___ Supplied data ___

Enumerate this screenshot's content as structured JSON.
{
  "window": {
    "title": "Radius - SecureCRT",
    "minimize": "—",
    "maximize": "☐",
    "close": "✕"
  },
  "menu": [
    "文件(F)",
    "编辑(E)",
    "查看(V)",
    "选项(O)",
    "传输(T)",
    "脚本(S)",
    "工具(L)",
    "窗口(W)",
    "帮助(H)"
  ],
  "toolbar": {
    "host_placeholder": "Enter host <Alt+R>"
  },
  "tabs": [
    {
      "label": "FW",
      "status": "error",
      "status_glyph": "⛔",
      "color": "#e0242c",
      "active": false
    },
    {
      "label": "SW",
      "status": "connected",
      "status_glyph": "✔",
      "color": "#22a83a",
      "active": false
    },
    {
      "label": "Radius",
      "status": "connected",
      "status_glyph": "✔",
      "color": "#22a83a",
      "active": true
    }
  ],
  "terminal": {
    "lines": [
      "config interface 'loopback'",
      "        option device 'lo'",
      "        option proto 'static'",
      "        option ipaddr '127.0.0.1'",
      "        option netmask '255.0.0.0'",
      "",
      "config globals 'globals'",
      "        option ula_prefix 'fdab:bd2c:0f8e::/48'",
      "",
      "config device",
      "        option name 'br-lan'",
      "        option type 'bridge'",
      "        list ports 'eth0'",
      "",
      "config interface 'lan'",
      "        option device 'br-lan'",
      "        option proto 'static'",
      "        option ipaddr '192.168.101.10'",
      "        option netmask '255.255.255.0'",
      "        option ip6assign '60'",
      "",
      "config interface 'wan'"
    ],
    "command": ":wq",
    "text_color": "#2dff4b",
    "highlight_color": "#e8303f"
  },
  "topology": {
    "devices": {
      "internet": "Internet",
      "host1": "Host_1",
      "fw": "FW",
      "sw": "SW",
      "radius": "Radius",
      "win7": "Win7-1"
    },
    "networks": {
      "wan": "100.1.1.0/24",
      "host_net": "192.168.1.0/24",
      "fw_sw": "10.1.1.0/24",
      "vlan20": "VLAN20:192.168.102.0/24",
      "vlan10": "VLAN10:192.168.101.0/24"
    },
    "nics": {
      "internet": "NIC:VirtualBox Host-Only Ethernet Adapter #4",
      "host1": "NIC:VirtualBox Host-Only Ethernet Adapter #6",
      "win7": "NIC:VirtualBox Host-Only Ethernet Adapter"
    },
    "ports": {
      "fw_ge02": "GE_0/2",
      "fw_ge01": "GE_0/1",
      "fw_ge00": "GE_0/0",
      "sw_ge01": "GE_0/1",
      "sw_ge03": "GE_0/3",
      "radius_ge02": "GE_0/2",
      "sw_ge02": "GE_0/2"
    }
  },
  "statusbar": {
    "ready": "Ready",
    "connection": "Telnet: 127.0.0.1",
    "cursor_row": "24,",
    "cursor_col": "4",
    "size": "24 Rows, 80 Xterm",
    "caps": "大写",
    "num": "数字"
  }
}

___

• _What the exercise asks_
Output each record precisely as given.

• _Full solution_
Enumerate this screenshot's content as structured JSON.
{
  "window": {
    "title": "Radius - SecureCRT",
    "minimize": "—",
    "maximize": "☐",
    "close": "✕"
  },
  "menu": [
    "文件(F)",
    "编辑(E)",
    "查看(V)",
    "选项(O)",
    "传输(T)",
    "脚本(S)",
    "工具(L)",
    "窗口(W)",
    "帮助(H)"
  ],
  "toolbar": {
    "host_placeholder": "Enter host <Alt+R>"
  },
  "tabs": [
    {
      "label": "FW",
      "status": "error",
      "status_glyph": "⛔",
      "color": "#e0242c",
      "active": false
    },
    {
      "label": "SW",
      "status": "connected",
      "status_glyph": "✔",
      "color": "#22a83a",
      "active": false
    },
    {
      "label": "Radius",
      "status": "connected",
      "status_glyph": "✔",
      "color": "#22a83a",
      "active": true
    }
  ],
  "terminal": {
    "lines": [
      "config interface 'loopback'",
      "        option device 'lo'",
      "        option proto 'static'",
      "        option ipaddr '127.0.0.1'",
      "        option netmask '255.0.0.0'",
      "",
      "config globals 'globals'",
      "        option ula_prefix 'fdab:bd2c:0f8e::/48'",
      "",
      "config device",
      "        option name 'br-lan'",
      "        option type 'bridge'",
      "        list ports 'eth0'",
      "",
      "config interface 'lan'",
      "        option device 'br-lan'",
      "        option proto 'static'",
      "        option ipaddr '192.168.101.10'",
      "        option netmask '255.255.255.0'",
      "        option ip6assign '60'",
      "",
      "config interface 'wan'"
    ],
    "command": ":wq",
    "text_color": "#2dff4b",
    "highlight_color": "#e8303f"
  },
  "topology": {
    "devices": {
      "internet": "Internet",
      "host1": "Host_1",
      "fw": "FW",
      "sw": "SW",
      "radius": "Radius",
      "win7": "Win7-1"
    },
    "networks": {
      "wan": "100.1.1.0/24",
      "host_net": "192.168.1.0/24",
      "fw_sw": "10.1.1.0/24",
      "vlan20": "VLAN20:192.168.102.0/24",
      "vlan10": "VLAN10:192.168.101.0/24"
    },
    "nics": {
      "internet": "NIC:VirtualBox Host-Only Ethernet Adapter #4",
      "host1": "NIC:VirtualBox Host-Only Ethernet Adapter #6",
      "win7": "NIC:VirtualBox Host-Only Ethernet Adapter"
    },
    "ports": {
      "fw_ge02": "GE_0/2",
      "fw_ge01": "GE_0/1",
      "fw_ge00": "GE_0/0",
      "sw_ge01": "GE_0/1",
      "sw_ge03": "GE_0/3",
      "radius_ge02": "GE_0/2",
      "sw_ge02": "GE_0/2"
    }
  },
  "statusbar": {
    "ready": "Ready",
    "connection": "Telnet: 127.0.0.1",
    "cursor_row": "24,",
    "cursor_col": "4",
    "size": "24 Rows, 80 Xterm",
    "caps": "大写",
    "num": "数字"
  }
}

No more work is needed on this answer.